— What the exercise asks —
Output only the lines from the line holding "Convert this document image to plain text." through the close of the records, exactly as they appear, with all pictures omitted.

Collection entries
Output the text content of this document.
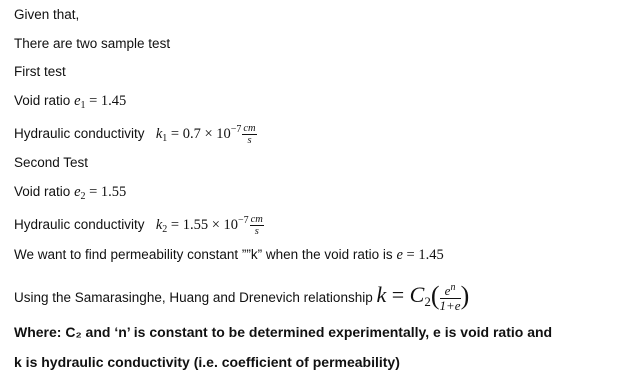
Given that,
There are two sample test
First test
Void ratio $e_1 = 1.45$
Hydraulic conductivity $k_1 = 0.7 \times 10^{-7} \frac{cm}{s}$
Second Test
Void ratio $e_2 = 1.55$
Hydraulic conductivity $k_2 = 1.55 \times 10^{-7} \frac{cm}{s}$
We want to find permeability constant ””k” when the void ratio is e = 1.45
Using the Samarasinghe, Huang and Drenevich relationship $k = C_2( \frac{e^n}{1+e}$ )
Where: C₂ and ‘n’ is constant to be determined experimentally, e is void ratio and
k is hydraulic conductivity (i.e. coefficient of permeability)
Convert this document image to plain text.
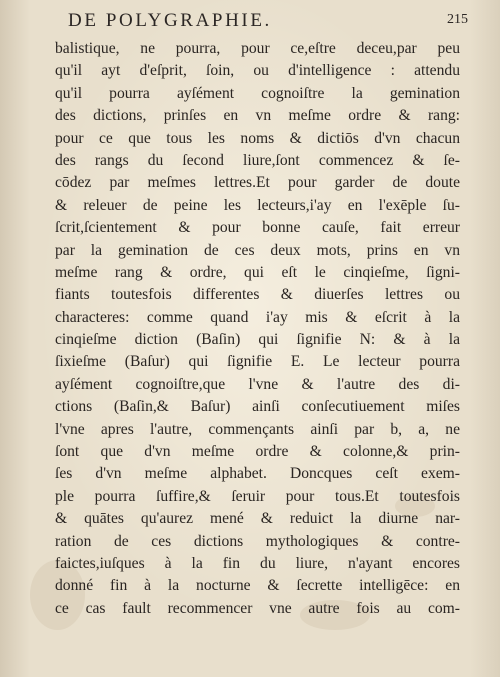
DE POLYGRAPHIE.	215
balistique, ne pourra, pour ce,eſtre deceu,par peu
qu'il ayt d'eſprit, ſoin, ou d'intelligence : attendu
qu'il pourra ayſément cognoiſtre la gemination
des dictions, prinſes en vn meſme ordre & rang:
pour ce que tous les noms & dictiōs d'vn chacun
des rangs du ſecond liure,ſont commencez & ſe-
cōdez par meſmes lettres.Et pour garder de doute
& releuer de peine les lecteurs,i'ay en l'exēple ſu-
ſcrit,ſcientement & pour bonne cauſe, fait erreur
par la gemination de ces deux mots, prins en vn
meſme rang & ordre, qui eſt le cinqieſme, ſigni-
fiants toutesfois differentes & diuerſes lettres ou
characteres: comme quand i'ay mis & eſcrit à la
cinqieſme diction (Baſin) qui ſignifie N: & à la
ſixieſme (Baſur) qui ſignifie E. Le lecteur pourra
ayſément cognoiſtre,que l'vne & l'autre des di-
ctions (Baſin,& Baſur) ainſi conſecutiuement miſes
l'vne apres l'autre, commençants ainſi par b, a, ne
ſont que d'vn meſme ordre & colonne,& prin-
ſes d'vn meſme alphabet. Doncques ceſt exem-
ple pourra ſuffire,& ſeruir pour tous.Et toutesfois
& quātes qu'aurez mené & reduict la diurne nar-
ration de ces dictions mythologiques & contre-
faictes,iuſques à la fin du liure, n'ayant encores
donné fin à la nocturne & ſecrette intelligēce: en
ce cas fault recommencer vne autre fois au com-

— Response to this task —
Convert this document image to plain text.
DE POLYGRAPHIE.	215
balistique, ne pourra, pour ce,eſtre deceu,par peu
qu'il ayt d'eſprit, ſoin, ou d'intelligence : attendu
qu'il pourra ayſément cognoiſtre la gemination
des dictions, prinſes en vn meſme ordre & rang:
pour ce que tous les noms & dictiōs d'vn chacun
des rangs du ſecond liure,ſont commencez & ſe-
cōdez par meſmes lettres.Et pour garder de doute
& releuer de peine les lecteurs,i'ay en l'exēple ſu-
ſcrit,ſcientement & pour bonne cauſe, fait erreur
par la gemination de ces deux mots, prins en vn
meſme rang & ordre, qui eſt le cinqieſme, ſigni-
fiants toutesfois differentes & diuerſes lettres ou
characteres: comme quand i'ay mis & eſcrit à la
cinqieſme diction (Baſin) qui ſignifie N: & à la
ſixieſme (Baſur) qui ſignifie E. Le lecteur pourra
ayſément cognoiſtre,que l'vne & l'autre des di-
ctions (Baſin,& Baſur) ainſi conſecutiuement miſes
l'vne apres l'autre, commençants ainſi par b, a, ne
ſont que d'vn meſme ordre & colonne,& prin-
ſes d'vn meſme alphabet. Doncques ceſt exem-
ple pourra ſuffire,& ſeruir pour tous.Et toutesfois
& quātes qu'aurez mené & reduict la diurne nar-
ration de ces dictions mythologiques & contre-
faictes,iuſques à la fin du liure, n'ayant encores
donné fin à la nocturne & ſecrette intelligēce: en
ce cas fault recommencer vne autre fois au com-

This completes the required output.